Una carta que empieza diciendo “No suele ser habitual” no invita a suponer que sesudos lingüistas han estado elaborando una hábil filípica para producir sutiles efectos políticos

Por eso, lo normal sería entender que esta es una jugada maestra con algún objetivo que quizá no podemos ni imaginar. No es normal enviar directamente al ciudadano, como si no hubiera instancias intermedias, una carta llena de emociones en la que se queja de que le están haciendo a él exactamente lo mismo que él y su partido han hecho a otros hace pocos días. Eso tiene que tener algún fin, pensamos. Pero no nos olvidemos las teorías de las navajas: la navaja de Ockham, que dice que la explicación más simple suele ser más probable; o la de Hanlon, que invita a no atribuir a las malas intenciones lo que es simplemente torpeza. Porque, realmente, una carta que empieza diciendo “No suele ser habitual” no invita a suponer que sesudos lingüistas han estado elaborando una hábil filípica para producir sutiles efectos políticos. Si, además, como se insinúa, es cosa sólo del presidente que no se lo había comunicado a su equipo (y dicen que ni siquiera a su esposa), para tenerles en vilo unos días, cabría entender que no hay conspiración sino simplemente la irritación y hartazgo de una personalidad complicada, que se ve cada vez más acorralada y con menos poder y ha querido hacer uno de sus típicos golpes de efecto para épater le bourgeois, habiendo conseguido el efecto contrario al poner en el escaparate internacional a su esposa, asustar a sus conmilitones y, para los que no le tienen devoción, confirmar en su idea de que lo único que le interesa es el poder, pues ni siquiera ha sido capaz de hacer una salida dramática triunfal.

Pero, independientemente de las razones profundas de este vodevil, que no podremos nunca conocer a ciencia cierta, lo que queda no es bueno: sí “hubo algo”. Queda, en primer lugar, un modo de actuación inédito en el que el presidente pone en jaque a todo un país saltándose las instituciones intermedias, como si esto fuera una república tropical; queda, una vez más, legitimada la falta de rendición de cuentas de un presidente que no considera adecuado dar explicación alguna, aunque sea una negativa airada, de esas noticias periodísticas que involucran a su esposa, por mucho que la denuncia sea de recortes de prensa y la denunciante, una conocida alborotadora que no está precisamente luchando por el Estado de derecho; queda fijada como pauta de conducta la disonancia política cognitiva, en la que se convierte en costumbre que no se nos caigan los anillos por acusar de lawfare al contrario cuando uno mismo ha estado atacándolos e incluso usando presuntamente las instituciones para recabar información que luego usará en el parlamento y en los medios.

Listados de regiones y etiquetas:
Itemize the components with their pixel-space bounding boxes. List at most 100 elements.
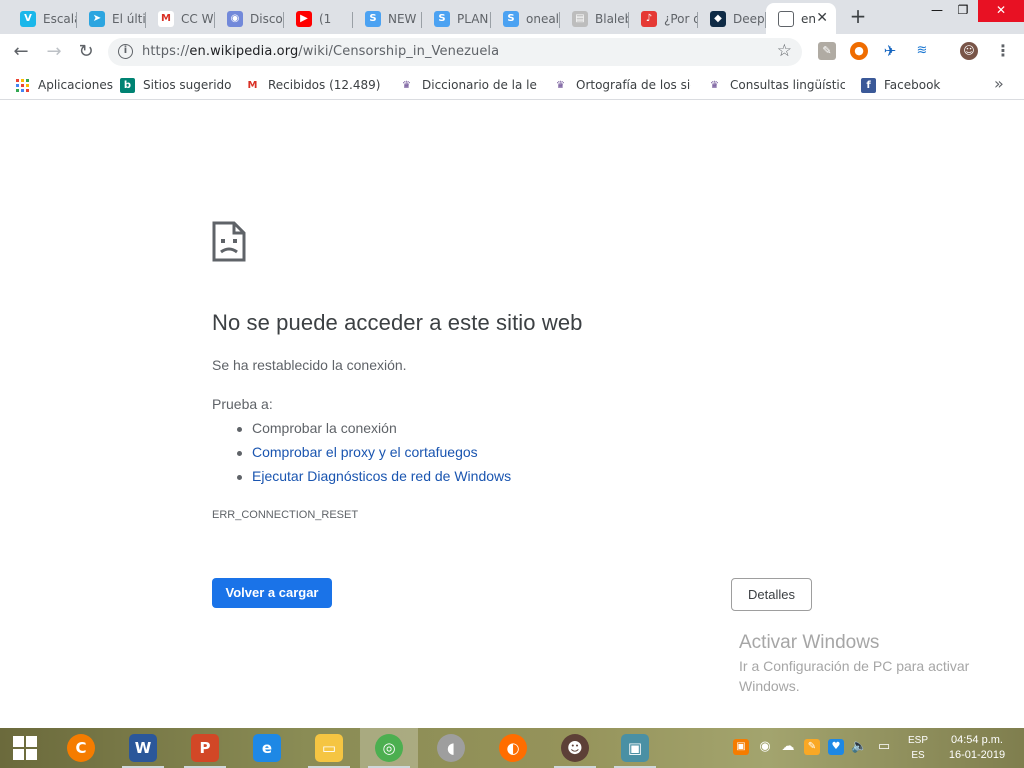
tab-8[interactable]: Soneal — [491, 3, 560, 34]
taskbar-app-4[interactable]: e — [238, 728, 296, 768]
speaker-app-icon: ◖ — [437, 734, 465, 762]
tray-extension-icon[interactable]: ✎ — [804, 739, 820, 755]
close-window-button[interactable]: ✕ — [978, 0, 1024, 22]
youtube-icon: ▶ — [296, 10, 312, 27]
tab-title: El últi — [112, 11, 146, 26]
tab-2[interactable]: ➤ El últi — [77, 3, 146, 34]
back-button[interactable]: ← — [10, 41, 32, 63]
clock[interactable]: 04:54 p.m. 16-01-2019 — [944, 733, 1010, 763]
site-info-icon[interactable]: i — [118, 44, 133, 59]
suggestion-item: Comprobar la conexión — [236, 420, 511, 444]
bookmark-item[interactable]: ♛ Ortografía de los sign — [553, 76, 691, 94]
bookmark-item[interactable]: ♛ Diccionario de la leng — [399, 76, 537, 94]
tab-3[interactable]: M CC W — [146, 3, 215, 34]
bookmark-star-icon[interactable]: ☆ — [777, 41, 792, 61]
bookmark-item[interactable]: b Sitios sugeridos — [120, 76, 232, 94]
toolbar: ← → ↻ i https://en.wikipedia.org/wiki/Ce… — [0, 34, 1024, 70]
tab-title: NEW — [388, 11, 417, 26]
bookmark-item[interactable]: ♛ Consultas lingüísticas — [707, 76, 845, 94]
watermark-title: Activar Windows — [739, 632, 880, 653]
tab-title: Blaleb — [595, 11, 629, 26]
tab-4[interactable]: ◉ Disco — [215, 3, 284, 34]
clock-date: 16-01-2019 — [948, 749, 1006, 761]
security-tray-icon[interactable]: ♥ — [828, 739, 844, 755]
bookmark-item[interactable]: M Recibidos (12.489) - s — [245, 76, 383, 94]
reload-page-button[interactable]: Volver a cargar — [212, 578, 332, 608]
taskbar-app-3[interactable]: P — [176, 728, 234, 768]
suggestion-link[interactable]: Comprobar el proxy y el cortafuegos — [236, 444, 511, 468]
error-code: ERR_CONNECTION_RESET — [212, 509, 359, 521]
taskbar-app-5[interactable]: ▭ — [300, 728, 358, 768]
tab-12[interactable]: en ✕ — [766, 3, 836, 34]
tab-title: Disco — [250, 11, 283, 26]
steem-extension-icon[interactable]: ≋ — [913, 42, 931, 60]
tab-11[interactable]: ◆ Deep — [698, 3, 766, 34]
taskbar-app-10[interactable]: ▣ — [606, 728, 664, 768]
error-subtitle: Se ha restablecido la conexión. — [212, 357, 407, 373]
plane-extension-icon[interactable]: ✈ — [881, 42, 899, 60]
bookmarks-bar: Aplicaciones b Sitios sugeridos M Recibidos … — [0, 70, 1024, 100]
tab-6[interactable]: S NEW — [353, 3, 422, 34]
tab-title: CC W — [181, 11, 214, 26]
volume-icon[interactable]: 🔈 — [851, 739, 867, 755]
discord-tray-icon[interactable]: ◉ — [757, 739, 773, 755]
firefox-icon: ◐ — [499, 734, 527, 762]
tab-1[interactable]: V Escala — [8, 3, 77, 34]
reload-button[interactable]: ↻ — [75, 41, 97, 63]
bookmark-label: Aplicaciones — [38, 78, 113, 92]
restore-button[interactable]: ❐ — [948, 0, 978, 22]
tab-title: Deep — [733, 11, 765, 26]
bookmarks-overflow-icon[interactable]: » — [994, 74, 1004, 93]
extension-icon[interactable]: ● — [850, 42, 868, 60]
language-indicator[interactable]: ESP ES — [908, 733, 928, 763]
discord-icon: ◉ — [227, 10, 243, 27]
tab-5[interactable]: ▶ (1 — [284, 3, 353, 34]
close-tab-icon[interactable]: ✕ — [816, 10, 828, 26]
taskbar-app-9[interactable]: ☻ — [546, 728, 604, 768]
taskbar-app-2[interactable]: W — [114, 728, 172, 768]
document-icon — [778, 10, 794, 27]
internet-explorer-icon: e — [253, 734, 281, 762]
url-text[interactable]: https://en.wikipedia.org/wiki/Censorship… — [142, 44, 499, 59]
new-tab-button[interactable]: + — [848, 6, 868, 26]
tab-title: (1 — [319, 11, 332, 26]
suggestions-list: Comprobar la conexión Comprobar el proxy … — [236, 420, 511, 492]
pdf-extension-icon[interactable]: ✎ — [818, 42, 836, 60]
clock-time: 04:54 p.m. — [951, 734, 1003, 746]
bookmark-item[interactable]: Aplicaciones — [15, 76, 115, 94]
bookmark-item[interactable]: f Facebook — [861, 76, 951, 94]
suggestion-link[interactable]: Ejecutar Diagnósticos de red de Windows — [236, 468, 511, 492]
activate-windows-watermark: Activar Windows Ir a Configuración de PC… — [739, 632, 999, 696]
more-menu-icon[interactable]: ⋮ — [995, 42, 1011, 60]
vimeo-icon: V — [20, 10, 36, 27]
tab-title: Escala — [43, 11, 77, 26]
address-bar[interactable]: i https://en.wikipedia.org/wiki/Censorsh… — [108, 38, 802, 66]
tab-title: PLAN — [457, 11, 489, 26]
profile-avatar[interactable]: ☺ — [960, 42, 978, 60]
nutbox-icon: ♪ — [641, 10, 657, 27]
tray-app-icon[interactable]: ▣ — [733, 739, 749, 755]
bookmark-label: Facebook — [884, 78, 941, 92]
photos-app-icon: ▣ — [621, 734, 649, 762]
ccleaner-icon: C — [67, 734, 95, 762]
forward-button[interactable]: → — [43, 41, 65, 63]
onedrive-icon[interactable]: ☁ — [780, 739, 796, 755]
tab-10[interactable]: ♪ ¿Por q — [629, 3, 698, 34]
start-button[interactable] — [0, 728, 50, 768]
tab-title: en — [801, 11, 816, 26]
bookmark-label: Diccionario de la leng — [422, 78, 537, 92]
taskbar-app-1[interactable]: C — [52, 728, 110, 768]
steemit-icon: S — [365, 10, 381, 27]
bookmark-label: Sitios sugeridos — [143, 78, 232, 92]
game-app-icon: ☻ — [561, 734, 589, 762]
taskbar-app-7[interactable]: ◖ — [422, 728, 480, 768]
taskbar-app-6[interactable]: ◎ — [360, 728, 418, 768]
rae-icon: ♛ — [553, 77, 568, 93]
network-icon[interactable]: ▭ — [876, 739, 892, 755]
taskbar: C W Pe ▭ ◎ ◖ ◐ ☻ ▣ ▣ ◉ ☁ ✎ ♥ 🔈 ▭ ESP ES 04:54 p.… — [0, 728, 1024, 768]
taskbar-app-8[interactable]: ◐ — [484, 728, 542, 768]
tab-9[interactable]: ▤ Blaleb — [560, 3, 629, 34]
gmail-icon: M — [158, 10, 174, 27]
tab-7[interactable]: S PLAN — [422, 3, 491, 34]
details-button[interactable]: Detalles — [731, 578, 812, 611]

> [Tareas a realizar]
(A) En el texto sobre la carta del presidente, ¿qué dice la navaja de Hanlon?
(B) Escribe una continuación del texto sobre la carta del presidente que arranque justo después de su última frase.

> [Respuestas esperadas]
(A) Invita a no atribuir a las malas intenciones lo que es simplemente torpeza.

(B)
Dinámica de groupies

Pero lo peor de todo es esa dinámica amigo-enemigo que profundiza en una polarización que parece justificar en nuestra actuación lo mismo que hacemos a los otros, esa conducta similar a la del maltratador que ve la paja en el ojo del otro, pero no la viga en el propio, en la seguridad de que mucha gente se lo va a admitir porque está sumida en una dinámica de groupies a la que lo único que importa es asegurar la fidelidad de los nuestros.

Y la coda: el problema que queda abierto (y entonces aquí sí habría algo deliberado), es si la escenificación dramática de lawfare que ha realizado el presidente no pueda tener por objetivo algo muy concreto: asumir lo que él entiende por “regeneración democrática” pero que en realidad es “colonizar las instituciones”, creando el ambiente político necesario para limitar la libertad de expresión o para reformar la LOPJ –a la vista del fracaso de la mediación con Reynders- con el objeto de poder nombrar a los miembros del CGPJ por mayoría simple y así controlar finalmente los dos únicos contrapesos que se le resisten y que, directamente, han sido insertados en la fachosfera. Esto sí me preocuparía. Y mucho.